Collected data entries:
_ _ _ _ _

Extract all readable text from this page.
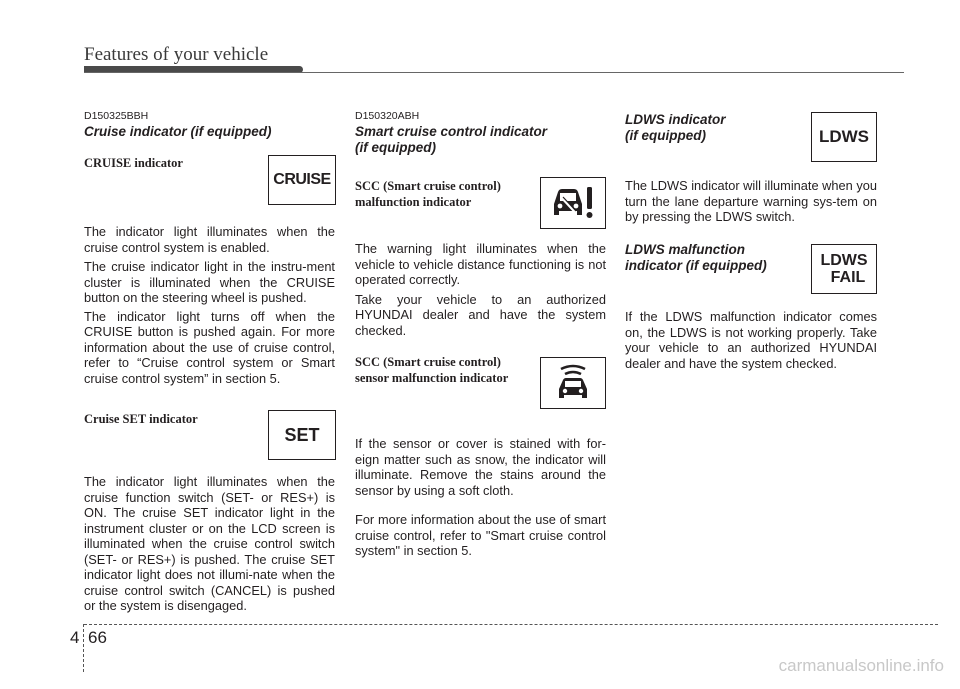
Features of your vehicle
D150325BBH
Cruise indicator (if equipped)
CRUISE indicator
CRUISE

The indicator light illuminates when the cruise control system is enabled.

The cruise indicator light in the instru-ment cluster is illuminated when the CRUISE button on the steering wheel is pushed.

The indicator light turns off when the CRUISE button is pushed again. For more information about the use of cruise control, refer to “Cruise control system or Smart cruise control system” in section 5.

Cruise SET indicator
SET

The indicator light illuminates when the cruise function switch (SET- or RES+) is ON. The cruise SET indicator light in the instrument cluster or on the LCD screen is illuminated when the cruise control switch (SET- or RES+) is pushed. The cruise SET indicator light does not illumi-nate when the cruise control switch (CANCEL) is pushed or the system is disengaged.

D150320ABH
Smart cruise control indicator
(if equipped)
SCC (Smart cruise control)
malfunction indicator

The warning light illuminates when the vehicle to vehicle distance functioning is not operated correctly.

Take your vehicle to an authorized HYUNDAI dealer and have the system checked.

SCC (Smart cruise control)
sensor malfunction indicator

If the sensor or cover is stained with for-eign matter such as snow, the indicator will illuminate. Remove the stains around the sensor by using a soft cloth.

For more information about the use of smart cruise control, refer to "Smart cruise control system" in section 5.

LDWS indicator
(if equipped)	LDWS

The LDWS indicator will illuminate when you turn the lane departure warning sys-tem on by pressing the LDWS switch.

LDWS malfunction
indicator (if equipped)	LDWS
FAIL

If the LDWS malfunction indicator comes on, the LDWS is not working properly. Take your vehicle to an authorized HYUNDAI dealer and have the system checked.

4 66
carmanualsonline.info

_ _ _ _ _

Task instructions: Every entry must be reproduced exactly, with the images left out.

The response:
Extract all readable text from this page.
Features of your vehicle
D150325BBH
Cruise indicator (if equipped)
CRUISE indicator
CRUISE

The indicator light illuminates when the cruise control system is enabled.

The cruise indicator light in the instru-ment cluster is illuminated when the CRUISE button on the steering wheel is pushed.

The indicator light turns off when the CRUISE button is pushed again. For more information about the use of cruise control, refer to “Cruise control system or Smart cruise control system” in section 5.

Cruise SET indicator
SET

The indicator light illuminates when the cruise function switch (SET- or RES+) is ON. The cruise SET indicator light in the instrument cluster or on the LCD screen is illuminated when the cruise control switch (SET- or RES+) is pushed. The cruise SET indicator light does not illumi-nate when the cruise control switch (CANCEL) is pushed or the system is disengaged.

D150320ABH
Smart cruise control indicator
(if equipped)
SCC (Smart cruise control)
malfunction indicator

The warning light illuminates when the vehicle to vehicle distance functioning is not operated correctly.

Take your vehicle to an authorized HYUNDAI dealer and have the system checked.

SCC (Smart cruise control)
sensor malfunction indicator

If the sensor or cover is stained with for-eign matter such as snow, the indicator will illuminate. Remove the stains around the sensor by using a soft cloth.

For more information about the use of smart cruise control, refer to "Smart cruise control system" in section 5.

LDWS indicator
(if equipped)	LDWS

The LDWS indicator will illuminate when you turn the lane departure warning sys-tem on by pressing the LDWS switch.

LDWS malfunction
indicator (if equipped)	LDWS
FAIL

If the LDWS malfunction indicator comes on, the LDWS is not working properly. Take your vehicle to an authorized HYUNDAI dealer and have the system checked.

4 66
carmanualsonline.info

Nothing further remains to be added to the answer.